Reproduce each line from the records that holds "color".
- - -
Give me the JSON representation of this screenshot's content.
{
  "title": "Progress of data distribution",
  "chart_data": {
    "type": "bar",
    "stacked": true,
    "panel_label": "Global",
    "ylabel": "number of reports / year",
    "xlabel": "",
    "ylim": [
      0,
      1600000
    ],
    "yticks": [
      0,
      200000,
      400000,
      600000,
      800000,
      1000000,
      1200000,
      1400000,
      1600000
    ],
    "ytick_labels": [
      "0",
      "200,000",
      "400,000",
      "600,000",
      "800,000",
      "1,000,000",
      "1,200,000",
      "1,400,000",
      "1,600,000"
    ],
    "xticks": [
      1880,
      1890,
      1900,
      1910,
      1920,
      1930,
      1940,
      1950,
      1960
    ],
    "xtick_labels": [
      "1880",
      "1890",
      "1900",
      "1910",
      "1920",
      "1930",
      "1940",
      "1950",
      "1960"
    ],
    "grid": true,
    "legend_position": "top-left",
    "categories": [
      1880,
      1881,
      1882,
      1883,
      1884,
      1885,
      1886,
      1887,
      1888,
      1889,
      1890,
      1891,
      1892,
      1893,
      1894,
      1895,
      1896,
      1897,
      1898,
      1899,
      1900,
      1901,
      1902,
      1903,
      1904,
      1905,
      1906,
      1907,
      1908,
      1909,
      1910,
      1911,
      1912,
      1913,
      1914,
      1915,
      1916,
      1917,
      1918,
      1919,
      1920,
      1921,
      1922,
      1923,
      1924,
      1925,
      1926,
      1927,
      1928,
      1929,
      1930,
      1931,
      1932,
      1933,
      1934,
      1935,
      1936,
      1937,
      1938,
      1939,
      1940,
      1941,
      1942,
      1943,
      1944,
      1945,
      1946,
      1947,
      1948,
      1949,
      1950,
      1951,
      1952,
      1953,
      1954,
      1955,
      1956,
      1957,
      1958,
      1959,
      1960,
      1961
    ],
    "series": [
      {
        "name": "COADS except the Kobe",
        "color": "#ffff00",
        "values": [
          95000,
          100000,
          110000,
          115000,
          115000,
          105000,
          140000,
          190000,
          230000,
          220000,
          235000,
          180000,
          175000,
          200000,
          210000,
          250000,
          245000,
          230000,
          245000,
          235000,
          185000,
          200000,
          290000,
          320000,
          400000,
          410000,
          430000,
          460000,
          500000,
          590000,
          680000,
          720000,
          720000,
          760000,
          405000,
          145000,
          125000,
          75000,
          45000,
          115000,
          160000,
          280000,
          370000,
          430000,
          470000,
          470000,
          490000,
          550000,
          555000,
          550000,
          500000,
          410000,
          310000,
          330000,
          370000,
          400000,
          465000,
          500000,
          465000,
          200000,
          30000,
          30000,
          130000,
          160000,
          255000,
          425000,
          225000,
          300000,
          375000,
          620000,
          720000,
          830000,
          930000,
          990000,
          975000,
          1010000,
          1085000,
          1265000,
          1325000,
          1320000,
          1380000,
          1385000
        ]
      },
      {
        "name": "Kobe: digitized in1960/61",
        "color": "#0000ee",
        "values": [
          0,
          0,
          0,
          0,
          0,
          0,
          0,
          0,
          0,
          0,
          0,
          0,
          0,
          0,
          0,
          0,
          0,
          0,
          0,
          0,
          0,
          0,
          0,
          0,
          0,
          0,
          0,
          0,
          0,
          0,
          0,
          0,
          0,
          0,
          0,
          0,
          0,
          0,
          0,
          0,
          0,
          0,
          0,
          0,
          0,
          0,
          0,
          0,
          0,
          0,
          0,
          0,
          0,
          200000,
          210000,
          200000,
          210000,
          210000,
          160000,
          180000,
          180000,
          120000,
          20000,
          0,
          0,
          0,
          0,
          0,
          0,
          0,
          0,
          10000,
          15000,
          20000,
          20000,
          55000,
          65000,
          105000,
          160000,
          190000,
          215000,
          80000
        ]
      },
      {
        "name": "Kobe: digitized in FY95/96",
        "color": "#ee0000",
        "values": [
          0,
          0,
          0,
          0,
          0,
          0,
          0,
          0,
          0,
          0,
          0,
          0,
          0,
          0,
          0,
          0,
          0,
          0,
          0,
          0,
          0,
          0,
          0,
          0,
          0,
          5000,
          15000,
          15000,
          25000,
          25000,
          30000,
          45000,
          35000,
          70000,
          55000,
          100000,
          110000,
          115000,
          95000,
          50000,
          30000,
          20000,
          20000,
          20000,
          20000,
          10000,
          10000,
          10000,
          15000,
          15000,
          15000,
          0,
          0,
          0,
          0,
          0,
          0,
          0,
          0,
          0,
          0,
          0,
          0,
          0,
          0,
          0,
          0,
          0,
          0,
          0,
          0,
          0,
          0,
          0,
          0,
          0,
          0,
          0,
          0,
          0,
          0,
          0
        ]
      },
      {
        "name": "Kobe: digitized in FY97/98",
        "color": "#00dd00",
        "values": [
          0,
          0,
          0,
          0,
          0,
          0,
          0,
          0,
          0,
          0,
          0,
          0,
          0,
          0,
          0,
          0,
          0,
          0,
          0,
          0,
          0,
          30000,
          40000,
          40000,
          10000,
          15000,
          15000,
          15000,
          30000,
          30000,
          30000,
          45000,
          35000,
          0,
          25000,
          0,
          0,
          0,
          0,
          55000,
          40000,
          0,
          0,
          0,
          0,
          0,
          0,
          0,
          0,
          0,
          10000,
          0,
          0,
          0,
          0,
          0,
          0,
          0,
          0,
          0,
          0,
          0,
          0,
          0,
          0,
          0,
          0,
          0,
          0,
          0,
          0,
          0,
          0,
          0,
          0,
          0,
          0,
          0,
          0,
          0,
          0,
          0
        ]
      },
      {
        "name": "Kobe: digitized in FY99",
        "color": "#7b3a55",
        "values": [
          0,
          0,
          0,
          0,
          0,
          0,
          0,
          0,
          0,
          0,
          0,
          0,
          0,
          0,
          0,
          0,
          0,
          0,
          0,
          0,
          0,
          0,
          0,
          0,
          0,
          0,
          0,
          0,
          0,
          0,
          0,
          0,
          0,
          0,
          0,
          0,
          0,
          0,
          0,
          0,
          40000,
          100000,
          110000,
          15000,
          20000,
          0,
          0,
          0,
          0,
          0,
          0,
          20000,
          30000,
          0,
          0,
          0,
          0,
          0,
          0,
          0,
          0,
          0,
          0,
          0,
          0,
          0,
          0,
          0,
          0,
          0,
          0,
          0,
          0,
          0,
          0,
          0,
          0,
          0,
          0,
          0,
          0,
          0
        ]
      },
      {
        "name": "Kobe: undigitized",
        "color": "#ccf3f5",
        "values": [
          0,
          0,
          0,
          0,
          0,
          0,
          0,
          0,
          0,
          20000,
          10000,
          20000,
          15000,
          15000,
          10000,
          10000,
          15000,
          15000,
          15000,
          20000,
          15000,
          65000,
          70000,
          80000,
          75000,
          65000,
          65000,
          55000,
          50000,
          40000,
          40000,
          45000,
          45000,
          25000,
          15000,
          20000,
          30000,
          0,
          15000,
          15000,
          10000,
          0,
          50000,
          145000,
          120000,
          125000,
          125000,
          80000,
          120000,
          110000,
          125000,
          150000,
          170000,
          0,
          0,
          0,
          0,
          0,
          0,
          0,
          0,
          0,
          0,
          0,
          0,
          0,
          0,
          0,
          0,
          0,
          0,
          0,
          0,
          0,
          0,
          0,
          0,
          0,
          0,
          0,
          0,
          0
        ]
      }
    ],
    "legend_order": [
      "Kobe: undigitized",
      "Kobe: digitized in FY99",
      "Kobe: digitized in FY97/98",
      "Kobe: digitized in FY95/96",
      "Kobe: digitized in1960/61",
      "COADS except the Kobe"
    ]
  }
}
- - -
## Response to the task
        "color": "#ffff00",
        "color": "#0000ee",
        "color": "#ee0000",
        "color": "#00dd00",
        "color": "#7b3a55",
        "color": "#ccf3f5",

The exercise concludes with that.